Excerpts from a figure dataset
# # # # #
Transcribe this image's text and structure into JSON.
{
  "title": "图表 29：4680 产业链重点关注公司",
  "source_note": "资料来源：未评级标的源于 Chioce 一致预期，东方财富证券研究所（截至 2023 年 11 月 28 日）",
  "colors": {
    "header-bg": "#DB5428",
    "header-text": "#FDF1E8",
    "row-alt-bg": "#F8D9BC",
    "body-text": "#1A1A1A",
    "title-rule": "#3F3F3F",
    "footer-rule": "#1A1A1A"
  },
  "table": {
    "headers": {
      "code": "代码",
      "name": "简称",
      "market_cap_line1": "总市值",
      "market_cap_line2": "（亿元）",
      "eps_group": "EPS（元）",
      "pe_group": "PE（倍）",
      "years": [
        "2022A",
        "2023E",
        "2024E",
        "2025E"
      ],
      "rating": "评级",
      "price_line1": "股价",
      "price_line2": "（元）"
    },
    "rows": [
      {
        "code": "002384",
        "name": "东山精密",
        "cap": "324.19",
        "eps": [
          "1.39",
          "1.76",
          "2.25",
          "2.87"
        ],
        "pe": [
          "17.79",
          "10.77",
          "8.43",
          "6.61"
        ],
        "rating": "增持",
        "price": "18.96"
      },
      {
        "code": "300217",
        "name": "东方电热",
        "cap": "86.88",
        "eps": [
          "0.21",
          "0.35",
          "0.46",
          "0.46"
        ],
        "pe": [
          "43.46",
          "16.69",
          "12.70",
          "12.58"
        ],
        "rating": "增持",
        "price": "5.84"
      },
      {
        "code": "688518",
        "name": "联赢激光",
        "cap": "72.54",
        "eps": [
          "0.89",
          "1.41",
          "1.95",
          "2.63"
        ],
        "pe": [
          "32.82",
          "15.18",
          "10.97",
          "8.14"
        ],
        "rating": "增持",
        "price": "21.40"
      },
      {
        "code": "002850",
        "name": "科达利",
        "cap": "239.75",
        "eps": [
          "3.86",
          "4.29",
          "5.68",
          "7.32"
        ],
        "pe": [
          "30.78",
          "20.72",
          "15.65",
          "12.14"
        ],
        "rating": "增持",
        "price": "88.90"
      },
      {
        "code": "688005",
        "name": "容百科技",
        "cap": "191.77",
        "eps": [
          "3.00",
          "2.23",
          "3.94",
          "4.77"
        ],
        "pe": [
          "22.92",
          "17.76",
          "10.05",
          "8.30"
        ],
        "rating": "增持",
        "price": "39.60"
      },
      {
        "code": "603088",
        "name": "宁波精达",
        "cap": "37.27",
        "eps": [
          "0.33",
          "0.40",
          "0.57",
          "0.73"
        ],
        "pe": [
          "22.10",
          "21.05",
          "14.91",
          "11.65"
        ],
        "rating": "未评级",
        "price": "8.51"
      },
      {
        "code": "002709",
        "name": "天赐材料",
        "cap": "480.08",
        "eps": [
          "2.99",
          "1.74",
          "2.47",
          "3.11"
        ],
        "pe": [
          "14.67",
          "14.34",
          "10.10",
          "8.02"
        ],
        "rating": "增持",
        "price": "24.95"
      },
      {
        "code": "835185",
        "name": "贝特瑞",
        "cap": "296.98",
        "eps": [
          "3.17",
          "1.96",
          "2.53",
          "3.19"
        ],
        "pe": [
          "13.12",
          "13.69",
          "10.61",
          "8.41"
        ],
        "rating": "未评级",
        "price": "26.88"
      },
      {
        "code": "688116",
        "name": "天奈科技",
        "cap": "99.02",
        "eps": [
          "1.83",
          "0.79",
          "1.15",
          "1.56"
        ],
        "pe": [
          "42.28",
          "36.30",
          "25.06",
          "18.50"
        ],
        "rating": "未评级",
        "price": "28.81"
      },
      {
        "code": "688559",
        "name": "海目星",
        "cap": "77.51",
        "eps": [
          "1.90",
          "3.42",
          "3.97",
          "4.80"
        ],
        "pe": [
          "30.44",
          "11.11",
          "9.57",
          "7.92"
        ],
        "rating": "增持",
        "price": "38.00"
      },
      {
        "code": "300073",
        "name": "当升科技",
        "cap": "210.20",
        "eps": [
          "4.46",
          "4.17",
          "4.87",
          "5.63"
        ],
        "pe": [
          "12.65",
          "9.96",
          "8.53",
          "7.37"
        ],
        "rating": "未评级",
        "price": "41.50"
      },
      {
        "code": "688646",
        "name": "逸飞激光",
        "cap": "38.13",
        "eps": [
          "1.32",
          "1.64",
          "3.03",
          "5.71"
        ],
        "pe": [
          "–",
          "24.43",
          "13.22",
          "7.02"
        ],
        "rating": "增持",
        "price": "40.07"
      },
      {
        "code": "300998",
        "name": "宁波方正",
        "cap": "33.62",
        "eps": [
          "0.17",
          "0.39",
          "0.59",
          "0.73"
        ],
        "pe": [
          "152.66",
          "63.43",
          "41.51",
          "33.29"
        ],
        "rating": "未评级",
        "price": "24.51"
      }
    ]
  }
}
# # # # #
- YOUR INSTRUCTIONS
Output all of the material exactly as written.

- FINISHED EXERCISE
Transcribe this image's text and structure into JSON.
{
  "title": "图表 29：4680 产业链重点关注公司",
  "source_note": "资料来源：未评级标的源于 Chioce 一致预期，东方财富证券研究所（截至 2023 年 11 月 28 日）",
  "colors": {
    "header-bg": "#DB5428",
    "header-text": "#FDF1E8",
    "row-alt-bg": "#F8D9BC",
    "body-text": "#1A1A1A",
    "title-rule": "#3F3F3F",
    "footer-rule": "#1A1A1A"
  },
  "table": {
    "headers": {
      "code": "代码",
      "name": "简称",
      "market_cap_line1": "总市值",
      "market_cap_line2": "（亿元）",
      "eps_group": "EPS（元）",
      "pe_group": "PE（倍）",
      "years": [
        "2022A",
        "2023E",
        "2024E",
        "2025E"
      ],
      "rating": "评级",
      "price_line1": "股价",
      "price_line2": "（元）"
    },
    "rows": [
      {
        "code": "002384",
        "name": "东山精密",
        "cap": "324.19",
        "eps": [
          "1.39",
          "1.76",
          "2.25",
          "2.87"
        ],
        "pe": [
          "17.79",
          "10.77",
          "8.43",
          "6.61"
        ],
        "rating": "增持",
        "price": "18.96"
      },
      {
        "code": "300217",
        "name": "东方电热",
        "cap": "86.88",
        "eps": [
          "0.21",
          "0.35",
          "0.46",
          "0.46"
        ],
        "pe": [
          "43.46",
          "16.69",
          "12.70",
          "12.58"
        ],
        "rating": "增持",
        "price": "5.84"
      },
      {
        "code": "688518",
        "name": "联赢激光",
        "cap": "72.54",
        "eps": [
          "0.89",
          "1.41",
          "1.95",
          "2.63"
        ],
        "pe": [
          "32.82",
          "15.18",
          "10.97",
          "8.14"
        ],
        "rating": "增持",
        "price": "21.40"
      },
      {
        "code": "002850",
        "name": "科达利",
        "cap": "239.75",
        "eps": [
          "3.86",
          "4.29",
          "5.68",
          "7.32"
        ],
        "pe": [
          "30.78",
          "20.72",
          "15.65",
          "12.14"
        ],
        "rating": "增持",
        "price": "88.90"
      },
      {
        "code": "688005",
        "name": "容百科技",
        "cap": "191.77",
        "eps": [
          "3.00",
          "2.23",
          "3.94",
          "4.77"
        ],
        "pe": [
          "22.92",
          "17.76",
          "10.05",
          "8.30"
        ],
        "rating": "增持",
        "price": "39.60"
      },
      {
        "code": "603088",
        "name": "宁波精达",
        "cap": "37.27",
        "eps": [
          "0.33",
          "0.40",
          "0.57",
          "0.73"
        ],
        "pe": [
          "22.10",
          "21.05",
          "14.91",
          "11.65"
        ],
        "rating": "未评级",
        "price": "8.51"
      },
      {
        "code": "002709",
        "name": "天赐材料",
        "cap": "480.08",
        "eps": [
          "2.99",
          "1.74",
          "2.47",
          "3.11"
        ],
        "pe": [
          "14.67",
          "14.34",
          "10.10",
          "8.02"
        ],
        "rating": "增持",
        "price": "24.95"
      },
      {
        "code": "835185",
        "name": "贝特瑞",
        "cap": "296.98",
        "eps": [
          "3.17",
          "1.96",
          "2.53",
          "3.19"
        ],
        "pe": [
          "13.12",
          "13.69",
          "10.61",
          "8.41"
        ],
        "rating": "未评级",
        "price": "26.88"
      },
      {
        "code": "688116",
        "name": "天奈科技",
        "cap": "99.02",
        "eps": [
          "1.83",
          "0.79",
          "1.15",
          "1.56"
        ],
        "pe": [
          "42.28",
          "36.30",
          "25.06",
          "18.50"
        ],
        "rating": "未评级",
        "price": "28.81"
      },
      {
        "code": "688559",
        "name": "海目星",
        "cap": "77.51",
        "eps": [
          "1.90",
          "3.42",
          "3.97",
          "4.80"
        ],
        "pe": [
          "30.44",
          "11.11",
          "9.57",
          "7.92"
        ],
        "rating": "增持",
        "price": "38.00"
      },
      {
        "code": "300073",
        "name": "当升科技",
        "cap": "210.20",
        "eps": [
          "4.46",
          "4.17",
          "4.87",
          "5.63"
        ],
        "pe": [
          "12.65",
          "9.96",
          "8.53",
          "7.37"
        ],
        "rating": "未评级",
        "price": "41.50"
      },
      {
        "code": "688646",
        "name": "逸飞激光",
        "cap": "38.13",
        "eps": [
          "1.32",
          "1.64",
          "3.03",
          "5.71"
        ],
        "pe": [
          "–",
          "24.43",
          "13.22",
          "7.02"
        ],
        "rating": "增持",
        "price": "40.07"
      },
      {
        "code": "300998",
        "name": "宁波方正",
        "cap": "33.62",
        "eps": [
          "0.17",
          "0.39",
          "0.59",
          "0.73"
        ],
        "pe": [
          "152.66",
          "63.43",
          "41.51",
          "33.29"
        ],
        "rating": "未评级",
        "price": "24.51"
      }
    ]
  }
}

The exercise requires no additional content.